:: Work to do ::
Only a number is wanted: the count of lines in this listing that contain "title".

:: Given entries ::
....

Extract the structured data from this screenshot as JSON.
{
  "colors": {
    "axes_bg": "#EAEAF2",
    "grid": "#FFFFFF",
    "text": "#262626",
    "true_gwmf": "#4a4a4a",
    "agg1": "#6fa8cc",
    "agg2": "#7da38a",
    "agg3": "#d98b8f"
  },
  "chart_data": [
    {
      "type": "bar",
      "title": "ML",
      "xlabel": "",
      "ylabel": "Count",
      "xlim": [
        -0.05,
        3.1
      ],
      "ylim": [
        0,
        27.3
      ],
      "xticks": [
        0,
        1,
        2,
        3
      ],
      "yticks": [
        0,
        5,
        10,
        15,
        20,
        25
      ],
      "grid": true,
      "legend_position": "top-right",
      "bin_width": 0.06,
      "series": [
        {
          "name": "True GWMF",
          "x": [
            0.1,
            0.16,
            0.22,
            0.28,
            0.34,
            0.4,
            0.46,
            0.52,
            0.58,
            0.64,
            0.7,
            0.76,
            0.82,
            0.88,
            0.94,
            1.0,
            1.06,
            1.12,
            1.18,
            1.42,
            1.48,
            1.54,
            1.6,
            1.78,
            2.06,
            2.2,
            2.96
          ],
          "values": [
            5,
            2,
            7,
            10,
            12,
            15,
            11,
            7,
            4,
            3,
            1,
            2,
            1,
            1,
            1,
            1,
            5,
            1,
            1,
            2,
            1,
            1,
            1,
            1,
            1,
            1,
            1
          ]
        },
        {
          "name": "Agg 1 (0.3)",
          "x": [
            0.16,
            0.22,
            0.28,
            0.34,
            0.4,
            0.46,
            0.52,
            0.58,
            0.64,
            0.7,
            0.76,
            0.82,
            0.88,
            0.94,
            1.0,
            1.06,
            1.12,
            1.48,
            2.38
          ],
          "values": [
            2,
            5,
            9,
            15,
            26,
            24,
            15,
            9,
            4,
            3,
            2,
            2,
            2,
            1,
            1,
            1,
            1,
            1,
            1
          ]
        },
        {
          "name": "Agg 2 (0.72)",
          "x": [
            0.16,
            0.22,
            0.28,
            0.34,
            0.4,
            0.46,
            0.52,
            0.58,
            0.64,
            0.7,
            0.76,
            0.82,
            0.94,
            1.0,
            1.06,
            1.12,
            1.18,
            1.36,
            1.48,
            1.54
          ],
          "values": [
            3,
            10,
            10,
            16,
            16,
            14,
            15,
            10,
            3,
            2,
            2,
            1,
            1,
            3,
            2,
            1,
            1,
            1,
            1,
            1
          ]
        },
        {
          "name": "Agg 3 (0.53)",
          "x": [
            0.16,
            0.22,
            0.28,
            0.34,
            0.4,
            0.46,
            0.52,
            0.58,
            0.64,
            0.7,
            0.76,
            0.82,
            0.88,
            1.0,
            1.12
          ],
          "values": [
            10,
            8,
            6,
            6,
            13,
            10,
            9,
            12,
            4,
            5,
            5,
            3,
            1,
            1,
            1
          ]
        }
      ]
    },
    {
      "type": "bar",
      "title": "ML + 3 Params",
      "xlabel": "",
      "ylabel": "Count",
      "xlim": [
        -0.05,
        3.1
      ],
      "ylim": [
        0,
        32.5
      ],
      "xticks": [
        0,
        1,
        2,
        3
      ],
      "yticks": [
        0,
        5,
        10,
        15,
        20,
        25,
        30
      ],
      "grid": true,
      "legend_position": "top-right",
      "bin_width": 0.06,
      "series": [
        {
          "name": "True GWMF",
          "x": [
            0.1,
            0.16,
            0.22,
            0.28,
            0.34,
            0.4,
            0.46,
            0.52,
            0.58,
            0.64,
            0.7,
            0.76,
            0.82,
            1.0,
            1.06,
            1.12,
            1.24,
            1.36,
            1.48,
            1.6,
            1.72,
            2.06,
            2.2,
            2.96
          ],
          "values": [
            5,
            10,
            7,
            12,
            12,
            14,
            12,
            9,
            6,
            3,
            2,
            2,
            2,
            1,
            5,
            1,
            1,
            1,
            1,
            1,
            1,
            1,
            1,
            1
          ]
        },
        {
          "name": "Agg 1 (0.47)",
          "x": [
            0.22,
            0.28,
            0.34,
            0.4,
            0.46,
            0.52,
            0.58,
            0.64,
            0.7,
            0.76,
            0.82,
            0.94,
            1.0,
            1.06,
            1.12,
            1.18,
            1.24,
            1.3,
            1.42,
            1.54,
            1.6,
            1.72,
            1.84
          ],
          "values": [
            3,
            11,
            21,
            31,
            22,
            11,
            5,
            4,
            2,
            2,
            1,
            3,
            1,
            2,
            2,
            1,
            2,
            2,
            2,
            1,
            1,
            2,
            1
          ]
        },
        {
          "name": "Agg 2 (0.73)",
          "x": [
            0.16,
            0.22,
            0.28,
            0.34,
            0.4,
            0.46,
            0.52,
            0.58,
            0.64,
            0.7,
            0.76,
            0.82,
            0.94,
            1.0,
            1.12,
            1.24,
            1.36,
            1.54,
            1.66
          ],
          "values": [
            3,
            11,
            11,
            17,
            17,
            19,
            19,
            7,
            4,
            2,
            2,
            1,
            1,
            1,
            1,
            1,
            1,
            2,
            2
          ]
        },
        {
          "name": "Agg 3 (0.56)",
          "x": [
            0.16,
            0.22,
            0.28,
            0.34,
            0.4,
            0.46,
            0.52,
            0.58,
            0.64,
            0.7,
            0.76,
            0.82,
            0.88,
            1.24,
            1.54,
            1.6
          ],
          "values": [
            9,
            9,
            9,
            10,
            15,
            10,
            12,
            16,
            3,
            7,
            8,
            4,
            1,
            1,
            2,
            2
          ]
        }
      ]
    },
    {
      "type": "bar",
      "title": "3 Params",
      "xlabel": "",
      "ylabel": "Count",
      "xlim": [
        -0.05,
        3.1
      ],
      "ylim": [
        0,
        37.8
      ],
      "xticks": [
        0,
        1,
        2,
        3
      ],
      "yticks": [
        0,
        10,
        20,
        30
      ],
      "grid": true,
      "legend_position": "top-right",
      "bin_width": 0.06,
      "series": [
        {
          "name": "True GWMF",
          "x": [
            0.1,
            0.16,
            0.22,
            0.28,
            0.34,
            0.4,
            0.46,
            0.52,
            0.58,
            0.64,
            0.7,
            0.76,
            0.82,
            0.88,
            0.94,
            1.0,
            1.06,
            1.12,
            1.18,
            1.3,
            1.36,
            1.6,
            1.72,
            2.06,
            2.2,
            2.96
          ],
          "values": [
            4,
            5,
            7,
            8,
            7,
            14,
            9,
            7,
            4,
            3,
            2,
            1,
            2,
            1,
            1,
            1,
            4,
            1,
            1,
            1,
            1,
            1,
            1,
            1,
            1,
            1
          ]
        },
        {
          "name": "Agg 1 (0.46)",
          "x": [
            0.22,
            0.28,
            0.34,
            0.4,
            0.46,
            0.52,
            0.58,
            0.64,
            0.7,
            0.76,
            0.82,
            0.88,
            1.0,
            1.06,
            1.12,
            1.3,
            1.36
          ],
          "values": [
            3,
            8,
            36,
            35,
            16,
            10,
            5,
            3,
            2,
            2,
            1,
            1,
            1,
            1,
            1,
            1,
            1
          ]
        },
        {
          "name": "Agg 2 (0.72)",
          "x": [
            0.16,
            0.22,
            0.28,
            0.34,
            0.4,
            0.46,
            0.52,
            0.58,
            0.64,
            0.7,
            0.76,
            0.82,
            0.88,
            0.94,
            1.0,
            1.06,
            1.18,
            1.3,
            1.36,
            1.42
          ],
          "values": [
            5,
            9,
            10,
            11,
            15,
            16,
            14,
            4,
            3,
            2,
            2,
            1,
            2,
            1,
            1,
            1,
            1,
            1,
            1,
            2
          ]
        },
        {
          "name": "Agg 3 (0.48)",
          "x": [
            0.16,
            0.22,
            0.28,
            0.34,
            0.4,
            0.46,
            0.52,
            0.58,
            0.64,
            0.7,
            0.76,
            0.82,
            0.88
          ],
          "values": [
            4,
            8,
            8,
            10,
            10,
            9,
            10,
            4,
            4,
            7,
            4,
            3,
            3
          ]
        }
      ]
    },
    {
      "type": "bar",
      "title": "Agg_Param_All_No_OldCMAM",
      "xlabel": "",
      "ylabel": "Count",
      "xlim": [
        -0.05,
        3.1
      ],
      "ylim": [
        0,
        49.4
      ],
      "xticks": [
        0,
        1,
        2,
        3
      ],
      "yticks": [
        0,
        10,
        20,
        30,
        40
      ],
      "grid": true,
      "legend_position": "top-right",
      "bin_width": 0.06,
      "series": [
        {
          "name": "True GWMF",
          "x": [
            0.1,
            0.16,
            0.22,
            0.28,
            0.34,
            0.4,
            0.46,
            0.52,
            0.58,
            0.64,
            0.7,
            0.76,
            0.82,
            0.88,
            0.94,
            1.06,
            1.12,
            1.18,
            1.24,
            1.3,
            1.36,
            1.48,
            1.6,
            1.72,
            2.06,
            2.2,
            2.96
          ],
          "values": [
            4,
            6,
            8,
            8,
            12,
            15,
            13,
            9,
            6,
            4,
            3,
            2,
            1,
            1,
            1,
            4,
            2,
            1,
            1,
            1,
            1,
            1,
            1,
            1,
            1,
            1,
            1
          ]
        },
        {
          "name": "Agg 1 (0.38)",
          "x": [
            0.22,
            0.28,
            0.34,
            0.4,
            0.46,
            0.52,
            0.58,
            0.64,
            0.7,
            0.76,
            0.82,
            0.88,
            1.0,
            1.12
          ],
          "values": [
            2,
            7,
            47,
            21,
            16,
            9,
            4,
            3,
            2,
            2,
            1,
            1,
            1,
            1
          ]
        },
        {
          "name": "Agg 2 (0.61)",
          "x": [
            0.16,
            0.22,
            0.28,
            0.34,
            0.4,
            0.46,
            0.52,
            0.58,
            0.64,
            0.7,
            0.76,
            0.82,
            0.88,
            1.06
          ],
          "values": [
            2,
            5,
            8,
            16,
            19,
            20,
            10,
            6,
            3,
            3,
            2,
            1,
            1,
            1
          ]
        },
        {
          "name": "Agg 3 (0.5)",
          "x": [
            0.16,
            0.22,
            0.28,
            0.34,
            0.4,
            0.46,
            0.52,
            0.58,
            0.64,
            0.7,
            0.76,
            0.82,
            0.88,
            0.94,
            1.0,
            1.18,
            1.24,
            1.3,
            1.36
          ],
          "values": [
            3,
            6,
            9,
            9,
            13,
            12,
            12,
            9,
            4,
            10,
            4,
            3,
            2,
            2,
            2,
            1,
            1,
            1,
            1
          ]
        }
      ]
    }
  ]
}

....

:: Expected output ::
4